> Excerpt provided

Retaliation Claims are Independent Violations

by Harvey P. Sanders, Esq. and Jeri N. Hagen, Esq.*

We often hear about claims under state and federal laws which make it illegal to discriminate against employees based on their age, color, disability, marital status, national origin, sex, race, or religion.  People may also be aware that it is illegal for an employer to retaliate against an employee who engages in activity protected under the employment discrimination laws, such as opposing discrimination or participating in an employment discrimination proceeding.  What may be surprising is that whether an employee will win a retaliation lawsuit does not depend on whether any discrimination actually took place.  This is particularly important as the Supreme Court narrows the scope of coverage of certain discrimination laws, particularly the Americans with Disabilities Act (“ADA”).
The Law
To win a retaliation claim, the employee must prove that: 1) s/he engaged in protected activity (opposed discrimination or participated in the statutory complaint/investigation  process), 2) the employer knew of the activity, 3) some adverse employment action happened (such as termination or demotion), and 4) that there was some causal connection between the protected activity and the adverse action.  The closeness of time between the protected activity and the adverse action is an important factor to consider with respect to any causal connection.
 
There is no requirement that the person asserting the retaliation claim prove that they are a member of a protected class (race, religion, sex, national origin, age, or disability).  (Of course, a retaliation claim must involve an underlying claim of discrimination by that individual or another, in violation of one of the federal or state laws: Title VII of the Civil Rights Act of 1964, the Age Discrimination in Employment Act (“ADEA”), the ADA, the Equal Pay Act and/or the New York State Human Rights Law).  For example, an individual who alleges retaliation in violation of the ADA does not have to be an individual with a disability.  Indeed, the individual claiming retaliation may be a different person than the person who was discriminated against.  But there has to be some underlying claim that an applicable federal or state law was somehow violated.

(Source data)
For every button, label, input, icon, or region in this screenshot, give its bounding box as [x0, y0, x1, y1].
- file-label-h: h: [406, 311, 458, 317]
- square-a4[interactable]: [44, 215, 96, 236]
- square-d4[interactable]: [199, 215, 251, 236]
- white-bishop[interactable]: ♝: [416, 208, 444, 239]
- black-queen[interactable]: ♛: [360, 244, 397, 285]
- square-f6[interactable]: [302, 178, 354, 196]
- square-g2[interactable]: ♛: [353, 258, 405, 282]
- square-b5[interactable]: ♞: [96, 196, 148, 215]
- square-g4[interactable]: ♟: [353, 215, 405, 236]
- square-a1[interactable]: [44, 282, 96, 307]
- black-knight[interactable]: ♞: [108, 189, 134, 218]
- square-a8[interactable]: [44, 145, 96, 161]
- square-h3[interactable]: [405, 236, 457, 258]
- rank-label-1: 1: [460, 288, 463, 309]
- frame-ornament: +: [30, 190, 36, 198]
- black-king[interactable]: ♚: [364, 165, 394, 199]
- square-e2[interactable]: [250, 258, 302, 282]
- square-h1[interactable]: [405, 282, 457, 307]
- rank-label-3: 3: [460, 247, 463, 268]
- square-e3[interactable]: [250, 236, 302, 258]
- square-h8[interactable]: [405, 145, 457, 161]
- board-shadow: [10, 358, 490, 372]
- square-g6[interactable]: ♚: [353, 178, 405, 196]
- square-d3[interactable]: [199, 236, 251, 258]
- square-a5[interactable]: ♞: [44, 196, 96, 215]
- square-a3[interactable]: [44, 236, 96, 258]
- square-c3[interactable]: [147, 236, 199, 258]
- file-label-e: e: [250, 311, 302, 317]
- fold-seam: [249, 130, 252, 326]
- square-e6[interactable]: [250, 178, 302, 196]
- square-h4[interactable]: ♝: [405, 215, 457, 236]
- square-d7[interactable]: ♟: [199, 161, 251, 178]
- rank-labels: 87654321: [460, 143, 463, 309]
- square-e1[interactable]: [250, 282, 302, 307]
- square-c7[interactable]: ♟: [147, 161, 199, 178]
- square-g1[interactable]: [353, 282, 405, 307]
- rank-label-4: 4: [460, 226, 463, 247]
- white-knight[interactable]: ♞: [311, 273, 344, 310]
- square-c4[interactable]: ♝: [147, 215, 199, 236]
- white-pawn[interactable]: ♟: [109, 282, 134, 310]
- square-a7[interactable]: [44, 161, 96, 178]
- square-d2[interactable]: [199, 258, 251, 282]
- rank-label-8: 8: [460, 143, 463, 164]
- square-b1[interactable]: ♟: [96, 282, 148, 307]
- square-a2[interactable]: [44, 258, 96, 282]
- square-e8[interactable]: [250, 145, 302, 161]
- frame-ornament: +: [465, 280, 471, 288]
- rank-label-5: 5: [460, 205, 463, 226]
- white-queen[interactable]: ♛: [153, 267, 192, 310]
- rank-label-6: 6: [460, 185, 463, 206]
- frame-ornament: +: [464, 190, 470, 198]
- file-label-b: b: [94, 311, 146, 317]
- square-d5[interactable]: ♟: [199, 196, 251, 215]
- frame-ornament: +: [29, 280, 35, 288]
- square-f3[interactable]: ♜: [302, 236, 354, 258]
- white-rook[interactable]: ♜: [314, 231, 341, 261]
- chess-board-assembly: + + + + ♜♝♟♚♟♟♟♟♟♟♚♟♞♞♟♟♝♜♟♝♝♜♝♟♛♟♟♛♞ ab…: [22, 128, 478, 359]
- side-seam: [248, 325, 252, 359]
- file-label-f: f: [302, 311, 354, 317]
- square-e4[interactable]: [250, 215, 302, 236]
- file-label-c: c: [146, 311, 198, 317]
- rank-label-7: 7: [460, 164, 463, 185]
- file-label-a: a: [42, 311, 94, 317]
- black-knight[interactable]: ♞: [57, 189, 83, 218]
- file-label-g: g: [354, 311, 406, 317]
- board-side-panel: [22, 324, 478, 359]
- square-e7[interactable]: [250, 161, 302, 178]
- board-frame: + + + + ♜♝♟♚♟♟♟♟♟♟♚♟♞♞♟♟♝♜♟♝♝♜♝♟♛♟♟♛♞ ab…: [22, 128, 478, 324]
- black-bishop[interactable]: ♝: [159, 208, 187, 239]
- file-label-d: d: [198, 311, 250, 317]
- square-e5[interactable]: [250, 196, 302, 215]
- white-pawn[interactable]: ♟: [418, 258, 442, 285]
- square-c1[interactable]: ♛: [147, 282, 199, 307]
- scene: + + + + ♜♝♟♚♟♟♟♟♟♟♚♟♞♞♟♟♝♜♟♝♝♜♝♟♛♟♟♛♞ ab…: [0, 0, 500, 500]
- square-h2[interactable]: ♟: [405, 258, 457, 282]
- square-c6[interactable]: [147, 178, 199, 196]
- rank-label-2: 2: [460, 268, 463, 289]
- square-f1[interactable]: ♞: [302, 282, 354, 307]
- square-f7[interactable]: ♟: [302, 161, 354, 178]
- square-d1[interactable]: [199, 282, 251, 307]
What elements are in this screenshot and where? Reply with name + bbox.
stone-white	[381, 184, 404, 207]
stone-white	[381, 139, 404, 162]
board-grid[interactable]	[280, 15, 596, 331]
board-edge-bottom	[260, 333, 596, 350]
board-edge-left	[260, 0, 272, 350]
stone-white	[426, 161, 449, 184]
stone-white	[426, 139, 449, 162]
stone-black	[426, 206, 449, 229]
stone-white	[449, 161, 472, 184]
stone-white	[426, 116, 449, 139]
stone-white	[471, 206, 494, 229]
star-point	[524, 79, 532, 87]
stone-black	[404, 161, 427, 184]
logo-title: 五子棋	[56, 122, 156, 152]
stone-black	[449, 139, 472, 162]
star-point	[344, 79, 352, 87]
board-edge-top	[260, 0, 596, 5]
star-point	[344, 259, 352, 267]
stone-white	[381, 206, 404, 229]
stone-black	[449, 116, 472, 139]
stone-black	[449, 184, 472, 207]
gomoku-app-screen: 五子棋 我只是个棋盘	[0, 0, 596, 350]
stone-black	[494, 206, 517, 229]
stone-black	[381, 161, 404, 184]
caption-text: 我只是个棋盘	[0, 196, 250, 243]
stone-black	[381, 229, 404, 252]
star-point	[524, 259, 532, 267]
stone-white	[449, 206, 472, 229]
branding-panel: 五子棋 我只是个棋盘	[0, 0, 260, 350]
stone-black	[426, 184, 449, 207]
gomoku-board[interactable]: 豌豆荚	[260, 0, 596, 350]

> Tasks to complete
1. Set down the passage of the retaliation claims article word for word, from "There is no" to "was somehow violated.".
2. Summarize the retaliation claims article in two sentences.
3. List every law named in the retaliation claims article.
The source data is not needed here.

> Answers by task
1.
There is no requirement that the person asserting the retaliation claim prove that they are a member of a protected class (race, religion, sex, national origin, age, or disability).  (Of course, a retaliation claim must involve an underlying claim of discrimination by that individual or another, in violation of one of the federal or state laws: Title VII of the Civil Rights Act of 1964, the Age Discrimination in Employment Act (“ADEA”), the ADA, the Equal Pay Act and/or the New York State Human Rights Law).  For example, an individual who alleges retaliation in violation of the ADA does not have to be an individual with a disability.  Indeed, the individual claiming retaliation may be a different person than the person who was discriminated against.  But there has to be some underlying claim that an applicable federal or state law was somehow violated.

2. It is illegal for an employer to retaliate against an employee who opposes discrimination or takes part in a discrimination proceeding, and winning a retaliation lawsuit does not depend on whether discrimination actually took place. The employee must prove protected activity, the employer's knowledge of it, an adverse employment action, and a causal connection between them, and need not belong to a protected class, though some underlying claim that a federal or state discrimination law was violated is still required.

3.
- Title VII of the Civil Rights Act of 1964
- Age Discrimination in Employment Act (ADEA)
- Americans with Disabilities Act (ADA)
- Equal Pay Act
- New York State Human Rights Law